Give the entries back exactly, dropping each image.
# Start of Records provided
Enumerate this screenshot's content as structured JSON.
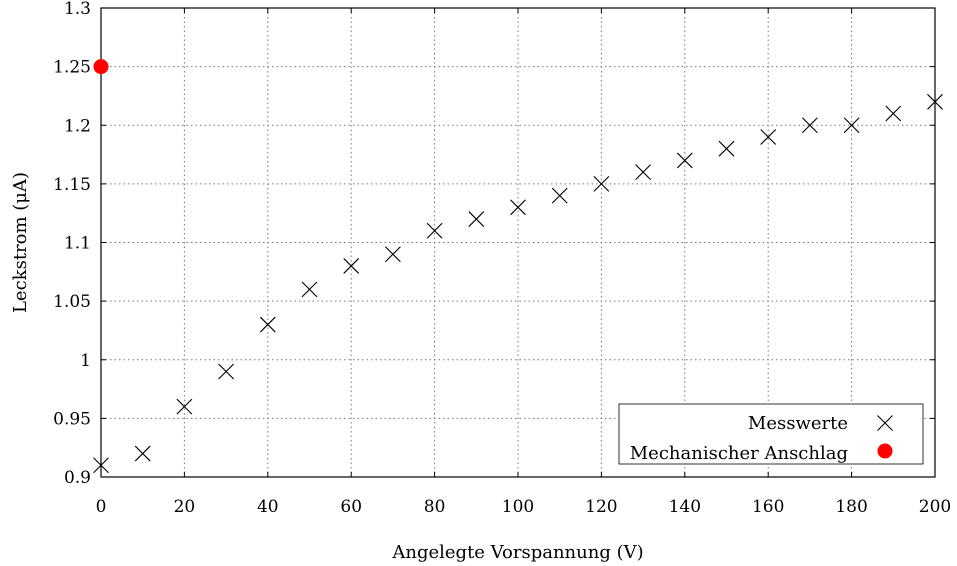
{
  "chart_data": {
    "type": "scatter",
    "xlabel": "Angelegte Vorspannung (V)",
    "ylabel": "Leckstrom (μA)",
    "xlim": [
      0,
      200
    ],
    "ylim": [
      0.9,
      1.3
    ],
    "x_ticks": [
      "0",
      "20",
      "40",
      "60",
      "80",
      "100",
      "120",
      "140",
      "160",
      "180",
      "200"
    ],
    "y_ticks": [
      "0.9",
      "0.95",
      "1",
      "1.05",
      "1.1",
      "1.15",
      "1.2",
      "1.25",
      "1.3"
    ],
    "grid": true,
    "legend_position": "bottom-right",
    "series": [
      {
        "name": "Messwerte",
        "marker": "cross",
        "color": "#000000",
        "points": [
          {
            "x": 0,
            "y": 0.91
          },
          {
            "x": 10,
            "y": 0.92
          },
          {
            "x": 20,
            "y": 0.96
          },
          {
            "x": 30,
            "y": 0.99
          },
          {
            "x": 40,
            "y": 1.03
          },
          {
            "x": 50,
            "y": 1.06
          },
          {
            "x": 60,
            "y": 1.08
          },
          {
            "x": 70,
            "y": 1.09
          },
          {
            "x": 80,
            "y": 1.11
          },
          {
            "x": 90,
            "y": 1.12
          },
          {
            "x": 100,
            "y": 1.13
          },
          {
            "x": 110,
            "y": 1.14
          },
          {
            "x": 120,
            "y": 1.15
          },
          {
            "x": 130,
            "y": 1.16
          },
          {
            "x": 140,
            "y": 1.17
          },
          {
            "x": 150,
            "y": 1.18
          },
          {
            "x": 160,
            "y": 1.19
          },
          {
            "x": 170,
            "y": 1.2
          },
          {
            "x": 180,
            "y": 1.2
          },
          {
            "x": 190,
            "y": 1.21
          },
          {
            "x": 200,
            "y": 1.22
          }
        ]
      },
      {
        "name": "Mechanischer Anschlag",
        "marker": "dot",
        "color": "#ff0000",
        "points": [
          {
            "x": 0,
            "y": 1.25
          }
        ]
      }
    ]
  }
}
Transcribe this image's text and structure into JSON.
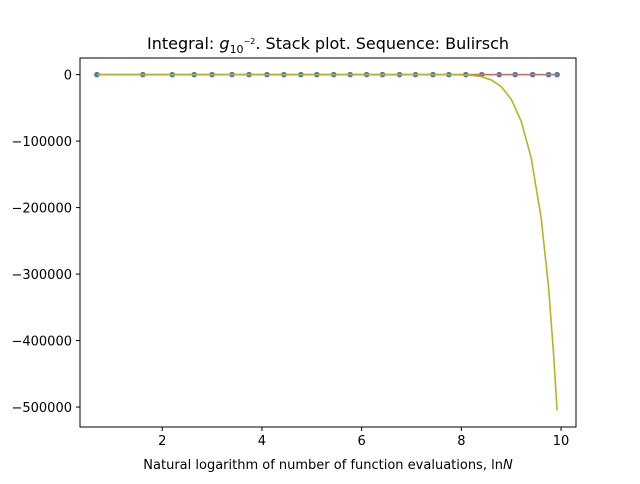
# End of Records provided
Worked answer -
Enumerate this screenshot's content as structured JSON.
{
  "chart_data": {
    "type": "scatter",
    "xlabel": "Angelegte Vorspannung (V)",
    "ylabel": "Leckstrom (μA)",
    "xlim": [
      0,
      200
    ],
    "ylim": [
      0.9,
      1.3
    ],
    "x_ticks": [
      "0",
      "20",
      "40",
      "60",
      "80",
      "100",
      "120",
      "140",
      "160",
      "180",
      "200"
    ],
    "y_ticks": [
      "0.9",
      "0.95",
      "1",
      "1.05",
      "1.1",
      "1.15",
      "1.2",
      "1.25",
      "1.3"
    ],
    "grid": true,
    "legend_position": "bottom-right",
    "series": [
      {
        "name": "Messwerte",
        "marker": "cross",
        "color": "#000000",
        "points": [
          {
            "x": 0,
            "y": 0.91
          },
          {
            "x": 10,
            "y": 0.92
          },
          {
            "x": 20,
            "y": 0.96
          },
          {
            "x": 30,
            "y": 0.99
          },
          {
            "x": 40,
            "y": 1.03
          },
          {
            "x": 50,
            "y": 1.06
          },
          {
            "x": 60,
            "y": 1.08
          },
          {
            "x": 70,
            "y": 1.09
          },
          {
            "x": 80,
            "y": 1.11
          },
          {
            "x": 90,
            "y": 1.12
          },
          {
            "x": 100,
            "y": 1.13
          },
          {
            "x": 110,
            "y": 1.14
          },
          {
            "x": 120,
            "y": 1.15
          },
          {
            "x": 130,
            "y": 1.16
          },
          {
            "x": 140,
            "y": 1.17
          },
          {
            "x": 150,
            "y": 1.18
          },
          {
            "x": 160,
            "y": 1.19
          },
          {
            "x": 170,
            "y": 1.2
          },
          {
            "x": 180,
            "y": 1.2
          },
          {
            "x": 190,
            "y": 1.21
          },
          {
            "x": 200,
            "y": 1.22
          }
        ]
      },
      {
        "name": "Mechanischer Anschlag",
        "marker": "dot",
        "color": "#ff0000",
        "points": [
          {
            "x": 0,
            "y": 1.25
          }
        ]
      }
    ]
  }
}
Transcribe this image's text and structure into JSON.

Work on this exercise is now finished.